*DIRECTION*: Reproduce the passage below on the longest consecutive-game streaks in Major League Baseball, word for word and in full.

Listed below are the longest consecutive games played  in Major League Baseball history.  To compile such a streak, a player must appear in every game played by his team.  The streak is broken if the team completes a game in which the player neither takes a turn at bat nor plays a half-inning in the field.

The record of playing in 2,632 consecutive games over more than 16 years is held by Cal Ripken Jr. of the Baltimore Orioles. Ripken surpassed Lou Gehrig of the New York Yankees, whose record of 2,130 consecutive games had stood for 56 years.  Before Gehrig, the record was held by Everett Scott (1,307 consecutive games), a shortstop with the Red Sox and Yankees whose streak ended in 1925, less than a month before Gehrig's began. Scott broke the previous record which was established by George Pinkney (577 consecutive games) from 1885 to 1890.

The record for a National League player is held by Steve Garvey of the Los Angeles Dodgers and San Diego Padres (1975–1983), though Garvey's 1,207-game streak is less than half the length of Ripken's.  Previous holders of the National League record include Billy Williams of the Chicago Cubs (1963–1970), Stan Musial of the St. Louis Cardinals (1952–1957), and Gus Suhr of the Pittsburgh Pirates (1931–1937).

*Extracted data entries*:
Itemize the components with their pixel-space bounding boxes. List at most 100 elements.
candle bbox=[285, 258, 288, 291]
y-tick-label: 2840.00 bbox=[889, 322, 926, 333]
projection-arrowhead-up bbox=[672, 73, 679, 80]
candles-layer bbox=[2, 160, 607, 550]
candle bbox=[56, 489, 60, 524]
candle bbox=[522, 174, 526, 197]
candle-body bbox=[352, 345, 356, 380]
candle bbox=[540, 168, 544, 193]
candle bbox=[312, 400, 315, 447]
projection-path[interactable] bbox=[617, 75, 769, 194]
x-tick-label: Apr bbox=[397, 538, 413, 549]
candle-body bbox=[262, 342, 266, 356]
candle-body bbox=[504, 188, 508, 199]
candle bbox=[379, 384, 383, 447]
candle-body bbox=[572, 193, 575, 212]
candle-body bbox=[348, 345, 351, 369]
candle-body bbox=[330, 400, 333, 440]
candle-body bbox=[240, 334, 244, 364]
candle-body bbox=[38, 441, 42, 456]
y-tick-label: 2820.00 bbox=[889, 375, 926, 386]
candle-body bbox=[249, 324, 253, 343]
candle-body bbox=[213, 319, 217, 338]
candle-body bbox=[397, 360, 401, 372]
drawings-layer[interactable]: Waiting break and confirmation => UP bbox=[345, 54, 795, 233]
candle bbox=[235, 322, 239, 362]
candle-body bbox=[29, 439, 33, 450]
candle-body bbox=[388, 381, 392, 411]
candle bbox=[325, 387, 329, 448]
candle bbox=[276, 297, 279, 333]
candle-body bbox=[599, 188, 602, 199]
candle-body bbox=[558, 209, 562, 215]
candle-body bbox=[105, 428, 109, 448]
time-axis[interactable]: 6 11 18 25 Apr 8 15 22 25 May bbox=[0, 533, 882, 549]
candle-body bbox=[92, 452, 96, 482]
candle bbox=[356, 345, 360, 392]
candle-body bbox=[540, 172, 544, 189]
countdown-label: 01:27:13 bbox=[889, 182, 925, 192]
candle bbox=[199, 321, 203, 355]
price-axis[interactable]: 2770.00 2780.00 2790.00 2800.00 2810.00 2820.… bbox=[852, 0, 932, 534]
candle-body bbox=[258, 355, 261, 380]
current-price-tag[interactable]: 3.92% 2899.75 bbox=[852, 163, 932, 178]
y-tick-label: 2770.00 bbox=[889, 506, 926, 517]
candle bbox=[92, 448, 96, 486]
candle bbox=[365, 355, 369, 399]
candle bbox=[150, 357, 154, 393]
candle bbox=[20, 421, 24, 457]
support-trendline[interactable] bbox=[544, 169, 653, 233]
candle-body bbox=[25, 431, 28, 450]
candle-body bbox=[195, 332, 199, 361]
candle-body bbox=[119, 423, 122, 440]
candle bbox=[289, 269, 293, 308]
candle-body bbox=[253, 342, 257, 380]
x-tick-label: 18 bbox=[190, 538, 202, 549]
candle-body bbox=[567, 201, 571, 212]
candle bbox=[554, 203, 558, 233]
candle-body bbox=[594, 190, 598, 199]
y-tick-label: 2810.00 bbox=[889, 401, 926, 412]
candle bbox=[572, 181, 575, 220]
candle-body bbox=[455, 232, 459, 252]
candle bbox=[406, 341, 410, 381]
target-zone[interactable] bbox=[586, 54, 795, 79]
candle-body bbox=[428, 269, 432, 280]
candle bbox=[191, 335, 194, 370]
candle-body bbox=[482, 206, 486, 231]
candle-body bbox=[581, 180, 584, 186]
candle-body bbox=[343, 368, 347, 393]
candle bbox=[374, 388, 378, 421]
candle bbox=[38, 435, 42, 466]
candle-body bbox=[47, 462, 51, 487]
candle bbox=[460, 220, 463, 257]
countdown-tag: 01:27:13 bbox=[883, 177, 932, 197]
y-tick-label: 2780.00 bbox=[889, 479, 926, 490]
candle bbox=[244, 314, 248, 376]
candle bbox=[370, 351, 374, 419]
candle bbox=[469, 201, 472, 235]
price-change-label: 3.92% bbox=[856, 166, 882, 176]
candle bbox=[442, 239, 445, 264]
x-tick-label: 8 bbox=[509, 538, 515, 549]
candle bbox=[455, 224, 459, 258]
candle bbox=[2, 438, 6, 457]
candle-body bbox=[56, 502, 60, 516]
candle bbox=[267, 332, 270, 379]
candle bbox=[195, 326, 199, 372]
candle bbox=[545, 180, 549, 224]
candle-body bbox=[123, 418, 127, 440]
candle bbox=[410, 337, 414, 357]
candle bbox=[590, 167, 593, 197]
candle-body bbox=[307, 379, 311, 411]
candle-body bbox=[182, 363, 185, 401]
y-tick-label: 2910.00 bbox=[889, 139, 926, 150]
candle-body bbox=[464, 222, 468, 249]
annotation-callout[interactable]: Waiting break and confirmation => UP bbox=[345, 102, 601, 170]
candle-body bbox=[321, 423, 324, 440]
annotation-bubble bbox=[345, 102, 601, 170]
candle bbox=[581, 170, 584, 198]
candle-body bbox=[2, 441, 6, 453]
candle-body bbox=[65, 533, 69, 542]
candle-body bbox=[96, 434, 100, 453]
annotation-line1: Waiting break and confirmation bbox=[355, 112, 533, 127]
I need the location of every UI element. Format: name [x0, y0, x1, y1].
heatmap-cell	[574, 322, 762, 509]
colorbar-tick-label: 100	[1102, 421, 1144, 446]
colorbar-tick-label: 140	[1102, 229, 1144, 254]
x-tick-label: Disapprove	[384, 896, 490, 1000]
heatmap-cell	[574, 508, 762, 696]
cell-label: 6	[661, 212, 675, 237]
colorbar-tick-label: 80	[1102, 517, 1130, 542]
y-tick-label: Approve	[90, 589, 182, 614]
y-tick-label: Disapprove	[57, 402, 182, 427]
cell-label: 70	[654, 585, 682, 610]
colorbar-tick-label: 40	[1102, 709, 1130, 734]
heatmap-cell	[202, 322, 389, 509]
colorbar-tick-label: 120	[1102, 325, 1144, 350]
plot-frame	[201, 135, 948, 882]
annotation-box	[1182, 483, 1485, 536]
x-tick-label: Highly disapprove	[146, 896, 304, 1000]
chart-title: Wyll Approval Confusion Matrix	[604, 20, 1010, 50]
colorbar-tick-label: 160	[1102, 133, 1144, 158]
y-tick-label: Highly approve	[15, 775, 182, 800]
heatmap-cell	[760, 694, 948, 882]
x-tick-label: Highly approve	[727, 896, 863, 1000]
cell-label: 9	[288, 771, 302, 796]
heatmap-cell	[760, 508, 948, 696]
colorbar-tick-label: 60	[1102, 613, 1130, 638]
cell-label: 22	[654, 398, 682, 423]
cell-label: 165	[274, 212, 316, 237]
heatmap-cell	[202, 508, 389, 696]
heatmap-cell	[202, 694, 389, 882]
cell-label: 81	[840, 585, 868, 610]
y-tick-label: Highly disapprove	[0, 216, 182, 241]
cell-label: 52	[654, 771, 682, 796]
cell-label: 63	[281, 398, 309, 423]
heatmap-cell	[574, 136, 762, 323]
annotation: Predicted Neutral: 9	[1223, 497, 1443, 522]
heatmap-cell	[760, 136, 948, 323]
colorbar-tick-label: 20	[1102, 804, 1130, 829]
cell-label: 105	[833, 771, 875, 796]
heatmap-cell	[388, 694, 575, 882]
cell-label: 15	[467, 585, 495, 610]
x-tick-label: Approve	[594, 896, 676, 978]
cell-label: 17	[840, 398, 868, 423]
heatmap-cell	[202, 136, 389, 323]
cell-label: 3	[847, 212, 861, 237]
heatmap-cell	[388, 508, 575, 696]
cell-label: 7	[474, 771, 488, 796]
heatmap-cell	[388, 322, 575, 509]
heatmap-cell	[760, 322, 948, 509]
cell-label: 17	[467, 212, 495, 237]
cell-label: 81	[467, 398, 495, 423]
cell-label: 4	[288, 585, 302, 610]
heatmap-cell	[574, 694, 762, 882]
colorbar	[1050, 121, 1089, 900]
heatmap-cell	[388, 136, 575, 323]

*SOLUTION*:
Listed below are the longest consecutive games played  in Major League Baseball history.  To compile such a streak, a player must appear in every game played by his team.  The streak is broken if the team completes a game in which the player neither takes a turn at bat nor plays a half-inning in the field.

The record of playing in 2,632 consecutive games over more than 16 years is held by Cal Ripken Jr. of the Baltimore Orioles. Ripken surpassed Lou Gehrig of the New York Yankees, whose record of 2,130 consecutive games had stood for 56 years.  Before Gehrig, the record was held by Everett Scott (1,307 consecutive games), a shortstop with the Red Sox and Yankees whose streak ended in 1925, less than a month before Gehrig's began. Scott broke the previous record which was established by George Pinkney (577 consecutive games) from 1885 to 1890.

The record for a National League player is held by Steve Garvey of the Los Angeles Dodgers and San Diego Padres (1975–1983), though Garvey's 1,207-game streak is less than half the length of Ripken's.  Previous holders of the National League record include Billy Williams of the Chicago Cubs (1963–1970), Stan Musial of the St. Louis Cardinals (1952–1957), and Gus Suhr of the Pittsburgh Pirates (1931–1937).